» Materials provided:
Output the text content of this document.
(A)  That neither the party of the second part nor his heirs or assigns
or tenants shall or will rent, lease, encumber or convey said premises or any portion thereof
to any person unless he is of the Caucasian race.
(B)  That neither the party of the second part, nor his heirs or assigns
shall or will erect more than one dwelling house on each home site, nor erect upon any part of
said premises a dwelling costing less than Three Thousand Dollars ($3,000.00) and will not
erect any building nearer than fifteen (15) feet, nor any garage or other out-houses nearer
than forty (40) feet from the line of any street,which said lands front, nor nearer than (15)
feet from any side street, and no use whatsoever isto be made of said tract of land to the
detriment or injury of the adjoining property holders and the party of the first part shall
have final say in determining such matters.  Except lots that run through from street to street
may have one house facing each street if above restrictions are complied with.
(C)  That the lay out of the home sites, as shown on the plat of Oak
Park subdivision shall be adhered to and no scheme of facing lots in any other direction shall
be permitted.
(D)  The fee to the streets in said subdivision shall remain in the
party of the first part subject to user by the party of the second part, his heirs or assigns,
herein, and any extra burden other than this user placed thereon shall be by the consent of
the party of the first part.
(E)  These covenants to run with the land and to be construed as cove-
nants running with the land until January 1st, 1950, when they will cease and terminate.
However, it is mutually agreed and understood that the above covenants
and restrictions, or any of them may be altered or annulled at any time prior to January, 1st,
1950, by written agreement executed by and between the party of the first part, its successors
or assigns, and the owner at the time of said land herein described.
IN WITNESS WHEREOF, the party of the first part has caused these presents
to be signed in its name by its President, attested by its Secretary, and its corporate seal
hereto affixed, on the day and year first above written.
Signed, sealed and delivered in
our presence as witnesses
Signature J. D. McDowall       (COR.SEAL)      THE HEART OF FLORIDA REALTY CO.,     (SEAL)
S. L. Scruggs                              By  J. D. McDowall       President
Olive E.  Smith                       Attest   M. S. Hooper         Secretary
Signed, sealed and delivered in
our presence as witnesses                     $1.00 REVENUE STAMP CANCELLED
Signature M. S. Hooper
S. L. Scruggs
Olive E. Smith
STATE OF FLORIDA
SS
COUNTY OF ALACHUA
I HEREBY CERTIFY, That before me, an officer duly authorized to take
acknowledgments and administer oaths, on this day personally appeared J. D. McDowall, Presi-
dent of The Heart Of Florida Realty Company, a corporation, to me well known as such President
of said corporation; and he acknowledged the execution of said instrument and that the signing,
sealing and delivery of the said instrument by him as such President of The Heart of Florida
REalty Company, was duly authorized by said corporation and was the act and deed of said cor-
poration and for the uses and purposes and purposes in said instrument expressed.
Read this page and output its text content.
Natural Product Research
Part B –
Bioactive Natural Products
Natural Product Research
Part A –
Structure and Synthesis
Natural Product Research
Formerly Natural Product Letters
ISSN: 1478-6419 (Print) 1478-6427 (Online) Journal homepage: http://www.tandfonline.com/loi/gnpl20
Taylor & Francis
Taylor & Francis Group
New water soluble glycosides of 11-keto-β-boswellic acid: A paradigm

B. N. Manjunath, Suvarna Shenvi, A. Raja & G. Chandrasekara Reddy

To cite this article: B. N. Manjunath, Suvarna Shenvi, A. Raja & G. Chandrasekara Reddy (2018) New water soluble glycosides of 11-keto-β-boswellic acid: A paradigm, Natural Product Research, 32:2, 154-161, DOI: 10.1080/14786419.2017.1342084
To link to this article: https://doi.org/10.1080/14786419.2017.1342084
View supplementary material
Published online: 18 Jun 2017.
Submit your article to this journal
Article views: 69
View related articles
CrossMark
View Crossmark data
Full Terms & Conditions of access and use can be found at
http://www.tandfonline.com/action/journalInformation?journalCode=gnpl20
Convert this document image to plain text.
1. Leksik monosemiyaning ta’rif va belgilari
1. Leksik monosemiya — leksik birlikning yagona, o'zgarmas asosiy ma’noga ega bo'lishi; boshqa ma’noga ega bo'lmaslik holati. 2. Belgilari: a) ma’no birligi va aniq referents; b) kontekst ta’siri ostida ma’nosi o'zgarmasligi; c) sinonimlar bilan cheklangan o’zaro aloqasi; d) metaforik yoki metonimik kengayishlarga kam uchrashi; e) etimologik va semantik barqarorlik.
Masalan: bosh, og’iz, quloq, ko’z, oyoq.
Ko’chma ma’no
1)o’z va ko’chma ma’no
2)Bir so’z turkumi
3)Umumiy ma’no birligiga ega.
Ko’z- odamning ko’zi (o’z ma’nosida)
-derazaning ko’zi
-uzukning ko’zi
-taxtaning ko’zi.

» Prompt: Looking at the records above, tally the lines holding "will" and reply with that number only.

» Problem solution: 4